**Stated problem**
Reproduce the records below exactly, leaving out any pictures.
— START OF Dataset extract —
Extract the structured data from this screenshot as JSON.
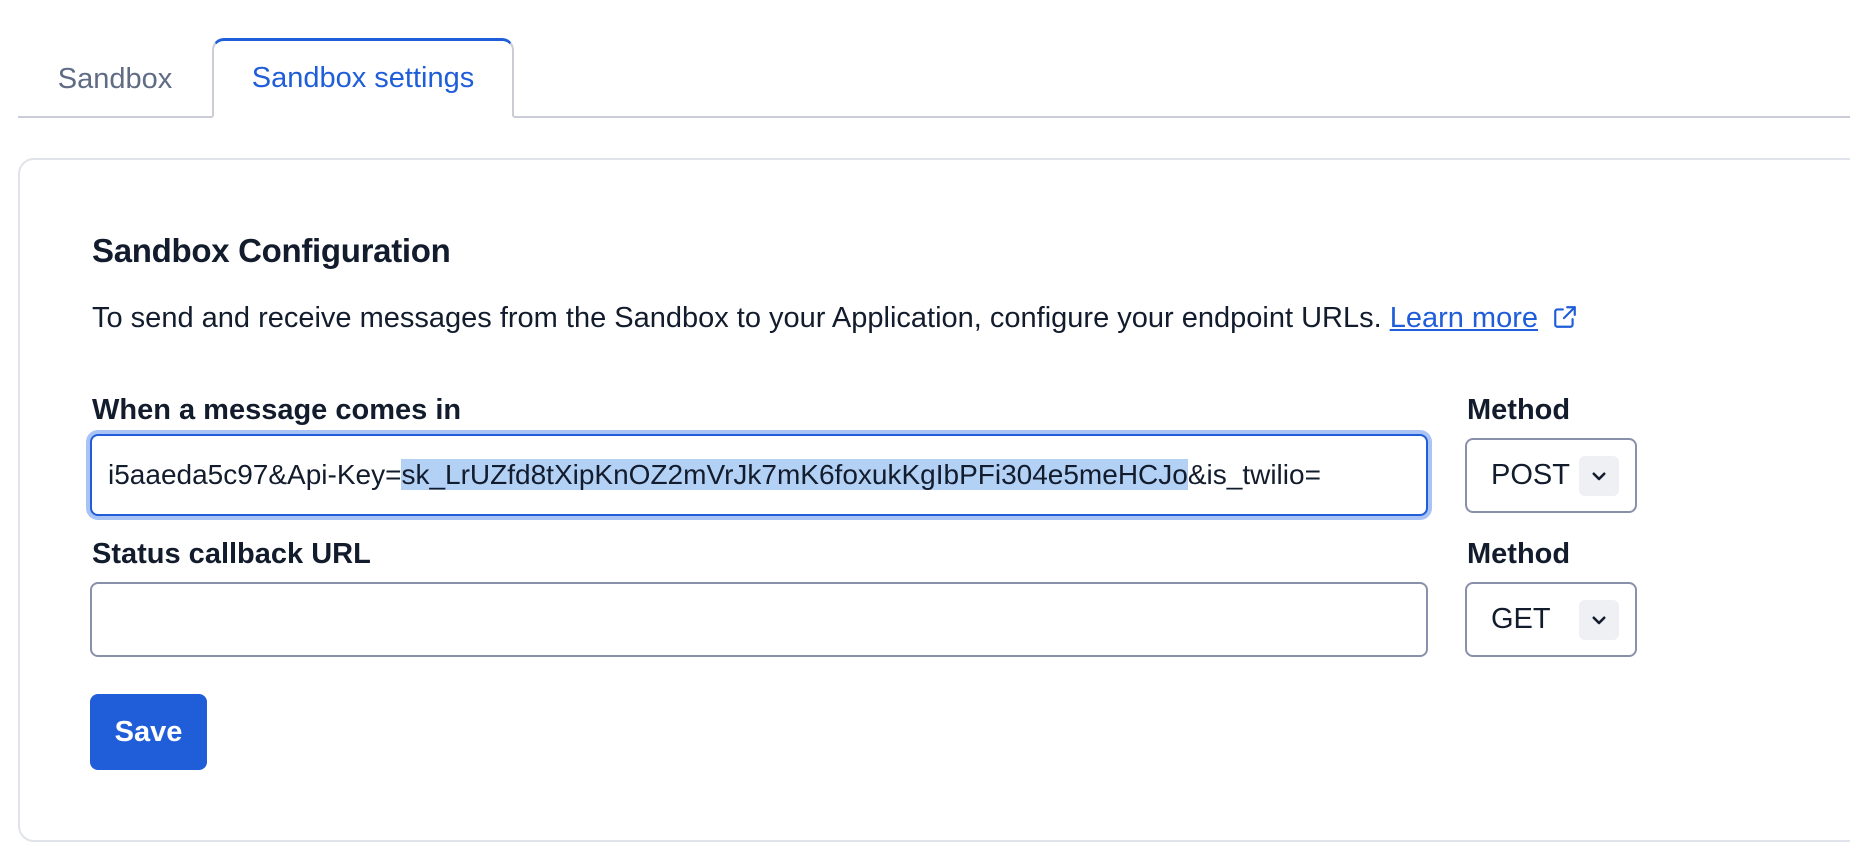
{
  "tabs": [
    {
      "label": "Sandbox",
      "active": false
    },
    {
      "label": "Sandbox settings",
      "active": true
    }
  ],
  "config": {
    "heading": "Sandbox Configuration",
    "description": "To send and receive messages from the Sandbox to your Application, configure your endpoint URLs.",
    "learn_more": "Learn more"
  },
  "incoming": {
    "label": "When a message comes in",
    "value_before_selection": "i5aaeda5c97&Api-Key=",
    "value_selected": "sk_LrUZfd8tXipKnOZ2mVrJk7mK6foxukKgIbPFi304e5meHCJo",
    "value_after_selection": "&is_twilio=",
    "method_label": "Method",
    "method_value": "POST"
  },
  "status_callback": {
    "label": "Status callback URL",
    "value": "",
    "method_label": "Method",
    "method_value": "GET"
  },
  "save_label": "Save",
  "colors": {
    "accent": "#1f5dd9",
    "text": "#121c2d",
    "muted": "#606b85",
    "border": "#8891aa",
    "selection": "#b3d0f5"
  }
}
— END OF Dataset extract —
**Output**
Extract the structured data from this screenshot as JSON.
{
  "tabs": [
    {
      "label": "Sandbox",
      "active": false
    },
    {
      "label": "Sandbox settings",
      "active": true
    }
  ],
  "config": {
    "heading": "Sandbox Configuration",
    "description": "To send and receive messages from the Sandbox to your Application, configure your endpoint URLs.",
    "learn_more": "Learn more"
  },
  "incoming": {
    "label": "When a message comes in",
    "value_before_selection": "i5aaeda5c97&Api-Key=",
    "value_selected": "sk_LrUZfd8tXipKnOZ2mVrJk7mK6foxukKgIbPFi304e5meHCJo",
    "value_after_selection": "&is_twilio=",
    "method_label": "Method",
    "method_value": "POST"
  },
  "status_callback": {
    "label": "Status callback URL",
    "value": "",
    "method_label": "Method",
    "method_value": "GET"
  },
  "save_label": "Save",
  "colors": {
    "accent": "#1f5dd9",
    "text": "#121c2d",
    "muted": "#606b85",
    "border": "#8891aa",
    "selection": "#b3d0f5"
  }
}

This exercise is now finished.